**Stated goal**
Write out each line exactly as it stands, please.

Data entries:
____

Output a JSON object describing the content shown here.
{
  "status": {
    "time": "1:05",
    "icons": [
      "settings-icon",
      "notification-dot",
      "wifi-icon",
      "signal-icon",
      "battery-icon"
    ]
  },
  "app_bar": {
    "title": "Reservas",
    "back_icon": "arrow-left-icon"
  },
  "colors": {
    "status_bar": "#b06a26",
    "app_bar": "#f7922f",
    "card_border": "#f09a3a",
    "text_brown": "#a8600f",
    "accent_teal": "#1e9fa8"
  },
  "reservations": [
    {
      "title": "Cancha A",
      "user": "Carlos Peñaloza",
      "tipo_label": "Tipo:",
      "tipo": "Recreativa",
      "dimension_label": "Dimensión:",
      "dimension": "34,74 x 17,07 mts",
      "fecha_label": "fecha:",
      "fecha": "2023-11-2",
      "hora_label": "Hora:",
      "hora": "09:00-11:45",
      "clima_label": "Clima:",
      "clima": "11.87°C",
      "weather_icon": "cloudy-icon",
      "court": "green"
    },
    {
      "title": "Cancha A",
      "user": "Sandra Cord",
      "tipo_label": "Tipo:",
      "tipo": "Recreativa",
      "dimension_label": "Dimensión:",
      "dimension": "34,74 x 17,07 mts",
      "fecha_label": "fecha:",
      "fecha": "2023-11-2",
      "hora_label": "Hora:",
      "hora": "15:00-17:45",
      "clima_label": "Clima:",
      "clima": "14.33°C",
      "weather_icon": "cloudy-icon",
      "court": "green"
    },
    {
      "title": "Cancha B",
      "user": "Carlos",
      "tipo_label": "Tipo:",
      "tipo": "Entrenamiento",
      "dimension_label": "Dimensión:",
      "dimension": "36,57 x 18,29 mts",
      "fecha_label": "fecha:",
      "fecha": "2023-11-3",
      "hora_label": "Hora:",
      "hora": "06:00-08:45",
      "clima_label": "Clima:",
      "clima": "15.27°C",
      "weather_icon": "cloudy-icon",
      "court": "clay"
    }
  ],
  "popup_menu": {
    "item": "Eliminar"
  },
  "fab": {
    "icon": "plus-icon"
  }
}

____

**Correct output**
Output a JSON object describing the content shown here.
{
  "status": {
    "time": "1:05",
    "icons": [
      "settings-icon",
      "notification-dot",
      "wifi-icon",
      "signal-icon",
      "battery-icon"
    ]
  },
  "app_bar": {
    "title": "Reservas",
    "back_icon": "arrow-left-icon"
  },
  "colors": {
    "status_bar": "#b06a26",
    "app_bar": "#f7922f",
    "card_border": "#f09a3a",
    "text_brown": "#a8600f",
    "accent_teal": "#1e9fa8"
  },
  "reservations": [
    {
      "title": "Cancha A",
      "user": "Carlos Peñaloza",
      "tipo_label": "Tipo:",
      "tipo": "Recreativa",
      "dimension_label": "Dimensión:",
      "dimension": "34,74 x 17,07 mts",
      "fecha_label": "fecha:",
      "fecha": "2023-11-2",
      "hora_label": "Hora:",
      "hora": "09:00-11:45",
      "clima_label": "Clima:",
      "clima": "11.87°C",
      "weather_icon": "cloudy-icon",
      "court": "green"
    },
    {
      "title": "Cancha A",
      "user": "Sandra Cord",
      "tipo_label": "Tipo:",
      "tipo": "Recreativa",
      "dimension_label": "Dimensión:",
      "dimension": "34,74 x 17,07 mts",
      "fecha_label": "fecha:",
      "fecha": "2023-11-2",
      "hora_label": "Hora:",
      "hora": "15:00-17:45",
      "clima_label": "Clima:",
      "clima": "14.33°C",
      "weather_icon": "cloudy-icon",
      "court": "green"
    },
    {
      "title": "Cancha B",
      "user": "Carlos",
      "tipo_label": "Tipo:",
      "tipo": "Entrenamiento",
      "dimension_label": "Dimensión:",
      "dimension": "36,57 x 18,29 mts",
      "fecha_label": "fecha:",
      "fecha": "2023-11-3",
      "hora_label": "Hora:",
      "hora": "06:00-08:45",
      "clima_label": "Clima:",
      "clima": "15.27°C",
      "weather_icon": "cloudy-icon",
      "court": "clay"
    }
  ],
  "popup_menu": {
    "item": "Eliminar"
  },
  "fab": {
    "icon": "plus-icon"
  }
}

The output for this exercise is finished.